Tally the lines containing the word "this" and give the total alone.

> _Data provided_
>> Start

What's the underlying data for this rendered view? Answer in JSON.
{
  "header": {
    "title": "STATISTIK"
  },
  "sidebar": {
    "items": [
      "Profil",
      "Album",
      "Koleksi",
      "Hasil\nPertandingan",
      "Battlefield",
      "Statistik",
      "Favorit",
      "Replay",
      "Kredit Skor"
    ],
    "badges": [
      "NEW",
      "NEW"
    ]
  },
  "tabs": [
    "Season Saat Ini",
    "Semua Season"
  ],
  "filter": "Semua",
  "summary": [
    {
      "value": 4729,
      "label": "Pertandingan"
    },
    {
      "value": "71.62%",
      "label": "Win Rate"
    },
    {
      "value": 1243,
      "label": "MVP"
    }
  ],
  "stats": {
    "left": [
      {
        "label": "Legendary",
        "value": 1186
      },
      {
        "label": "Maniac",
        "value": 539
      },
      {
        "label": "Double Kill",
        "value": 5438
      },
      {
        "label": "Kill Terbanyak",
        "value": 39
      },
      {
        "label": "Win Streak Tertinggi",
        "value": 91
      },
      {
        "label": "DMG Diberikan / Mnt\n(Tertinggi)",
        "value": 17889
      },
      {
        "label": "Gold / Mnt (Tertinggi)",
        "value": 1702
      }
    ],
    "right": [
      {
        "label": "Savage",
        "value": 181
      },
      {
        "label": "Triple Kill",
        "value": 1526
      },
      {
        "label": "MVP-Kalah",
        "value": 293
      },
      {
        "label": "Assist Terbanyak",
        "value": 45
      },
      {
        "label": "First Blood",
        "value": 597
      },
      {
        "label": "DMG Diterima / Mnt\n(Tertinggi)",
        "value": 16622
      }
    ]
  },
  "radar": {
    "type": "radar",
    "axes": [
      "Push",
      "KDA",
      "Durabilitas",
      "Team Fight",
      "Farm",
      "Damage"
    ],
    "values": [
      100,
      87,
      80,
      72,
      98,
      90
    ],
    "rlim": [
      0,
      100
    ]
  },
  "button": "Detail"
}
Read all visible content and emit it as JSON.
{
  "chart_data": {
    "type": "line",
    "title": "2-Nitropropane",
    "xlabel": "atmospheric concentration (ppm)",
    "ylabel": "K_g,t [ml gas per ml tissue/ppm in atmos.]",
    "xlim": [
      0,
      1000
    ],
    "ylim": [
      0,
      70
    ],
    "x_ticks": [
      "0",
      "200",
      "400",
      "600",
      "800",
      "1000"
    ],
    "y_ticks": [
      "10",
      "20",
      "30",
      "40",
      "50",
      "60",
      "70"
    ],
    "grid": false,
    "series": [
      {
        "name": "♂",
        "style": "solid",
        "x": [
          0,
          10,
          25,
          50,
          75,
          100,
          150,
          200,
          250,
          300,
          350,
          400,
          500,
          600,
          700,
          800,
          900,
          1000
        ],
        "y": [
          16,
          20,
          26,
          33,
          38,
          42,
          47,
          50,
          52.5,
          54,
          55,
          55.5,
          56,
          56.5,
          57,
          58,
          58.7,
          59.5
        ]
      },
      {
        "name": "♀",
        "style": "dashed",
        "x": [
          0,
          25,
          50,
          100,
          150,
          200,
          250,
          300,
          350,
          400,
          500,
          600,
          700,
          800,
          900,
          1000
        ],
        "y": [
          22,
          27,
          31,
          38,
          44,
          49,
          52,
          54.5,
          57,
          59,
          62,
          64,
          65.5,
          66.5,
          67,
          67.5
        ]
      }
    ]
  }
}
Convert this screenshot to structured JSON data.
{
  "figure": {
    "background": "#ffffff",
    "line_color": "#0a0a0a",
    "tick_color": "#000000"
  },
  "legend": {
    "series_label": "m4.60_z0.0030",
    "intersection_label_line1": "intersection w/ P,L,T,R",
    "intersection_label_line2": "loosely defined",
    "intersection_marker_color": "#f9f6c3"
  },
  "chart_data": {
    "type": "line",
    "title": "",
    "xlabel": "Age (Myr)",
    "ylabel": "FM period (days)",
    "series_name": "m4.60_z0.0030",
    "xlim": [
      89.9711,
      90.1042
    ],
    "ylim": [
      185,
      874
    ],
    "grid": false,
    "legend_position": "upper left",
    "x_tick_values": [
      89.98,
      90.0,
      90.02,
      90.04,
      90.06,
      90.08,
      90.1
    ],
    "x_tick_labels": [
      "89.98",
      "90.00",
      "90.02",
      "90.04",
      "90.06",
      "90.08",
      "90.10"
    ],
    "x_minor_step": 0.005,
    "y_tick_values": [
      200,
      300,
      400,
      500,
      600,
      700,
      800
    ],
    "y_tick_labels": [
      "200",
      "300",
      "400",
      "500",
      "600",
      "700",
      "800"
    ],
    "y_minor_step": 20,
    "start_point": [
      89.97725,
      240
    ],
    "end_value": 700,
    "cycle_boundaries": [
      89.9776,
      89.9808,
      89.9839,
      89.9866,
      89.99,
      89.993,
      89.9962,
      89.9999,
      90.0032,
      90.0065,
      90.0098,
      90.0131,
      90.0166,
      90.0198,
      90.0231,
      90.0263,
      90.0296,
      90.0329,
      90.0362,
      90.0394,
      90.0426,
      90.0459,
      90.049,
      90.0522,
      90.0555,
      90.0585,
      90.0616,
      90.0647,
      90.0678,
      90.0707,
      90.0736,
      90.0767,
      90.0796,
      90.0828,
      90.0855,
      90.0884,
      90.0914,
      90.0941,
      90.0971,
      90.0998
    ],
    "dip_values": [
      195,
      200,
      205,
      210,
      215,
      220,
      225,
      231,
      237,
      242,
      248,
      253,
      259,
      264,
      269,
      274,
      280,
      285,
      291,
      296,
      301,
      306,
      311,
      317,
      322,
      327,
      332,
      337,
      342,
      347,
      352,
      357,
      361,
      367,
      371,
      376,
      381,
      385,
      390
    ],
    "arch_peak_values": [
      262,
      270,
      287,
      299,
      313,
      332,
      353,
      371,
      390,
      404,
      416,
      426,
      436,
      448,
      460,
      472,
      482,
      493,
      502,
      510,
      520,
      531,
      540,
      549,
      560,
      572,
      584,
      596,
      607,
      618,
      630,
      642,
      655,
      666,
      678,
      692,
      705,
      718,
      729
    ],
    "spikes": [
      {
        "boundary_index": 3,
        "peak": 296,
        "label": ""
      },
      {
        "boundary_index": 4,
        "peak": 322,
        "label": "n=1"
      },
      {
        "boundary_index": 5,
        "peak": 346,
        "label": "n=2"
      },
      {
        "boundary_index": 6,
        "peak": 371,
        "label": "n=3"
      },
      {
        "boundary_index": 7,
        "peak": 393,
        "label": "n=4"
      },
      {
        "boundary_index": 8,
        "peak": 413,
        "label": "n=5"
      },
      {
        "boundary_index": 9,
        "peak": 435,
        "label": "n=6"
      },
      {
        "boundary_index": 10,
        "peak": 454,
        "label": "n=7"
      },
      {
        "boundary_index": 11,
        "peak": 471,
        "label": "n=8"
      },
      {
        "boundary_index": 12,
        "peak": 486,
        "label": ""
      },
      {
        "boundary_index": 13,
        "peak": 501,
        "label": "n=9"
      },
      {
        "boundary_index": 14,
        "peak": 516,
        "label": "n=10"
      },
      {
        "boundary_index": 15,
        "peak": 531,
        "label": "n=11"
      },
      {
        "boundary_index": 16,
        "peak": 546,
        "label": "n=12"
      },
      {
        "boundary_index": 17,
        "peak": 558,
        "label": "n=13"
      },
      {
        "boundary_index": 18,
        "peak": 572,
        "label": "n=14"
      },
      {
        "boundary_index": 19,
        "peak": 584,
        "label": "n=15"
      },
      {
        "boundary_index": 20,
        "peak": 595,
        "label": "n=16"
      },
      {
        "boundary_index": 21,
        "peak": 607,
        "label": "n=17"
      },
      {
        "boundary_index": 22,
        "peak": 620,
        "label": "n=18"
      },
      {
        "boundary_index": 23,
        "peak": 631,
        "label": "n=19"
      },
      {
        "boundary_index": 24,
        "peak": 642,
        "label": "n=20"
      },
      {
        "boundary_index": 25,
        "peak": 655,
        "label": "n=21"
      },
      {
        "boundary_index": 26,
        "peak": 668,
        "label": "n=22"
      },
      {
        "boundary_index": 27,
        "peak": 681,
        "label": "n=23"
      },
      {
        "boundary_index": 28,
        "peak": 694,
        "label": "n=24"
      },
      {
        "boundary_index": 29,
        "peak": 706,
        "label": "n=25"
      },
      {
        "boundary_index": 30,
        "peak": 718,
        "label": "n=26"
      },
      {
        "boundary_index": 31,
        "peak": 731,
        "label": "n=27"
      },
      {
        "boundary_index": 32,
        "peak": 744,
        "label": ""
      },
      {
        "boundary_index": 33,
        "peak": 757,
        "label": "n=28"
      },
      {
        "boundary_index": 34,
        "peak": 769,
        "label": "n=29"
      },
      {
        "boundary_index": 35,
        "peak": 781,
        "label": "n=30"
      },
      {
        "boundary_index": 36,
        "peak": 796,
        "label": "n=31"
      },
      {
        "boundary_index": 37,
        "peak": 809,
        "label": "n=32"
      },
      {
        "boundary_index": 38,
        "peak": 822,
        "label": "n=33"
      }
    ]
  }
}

>> End

> _Right answer_
2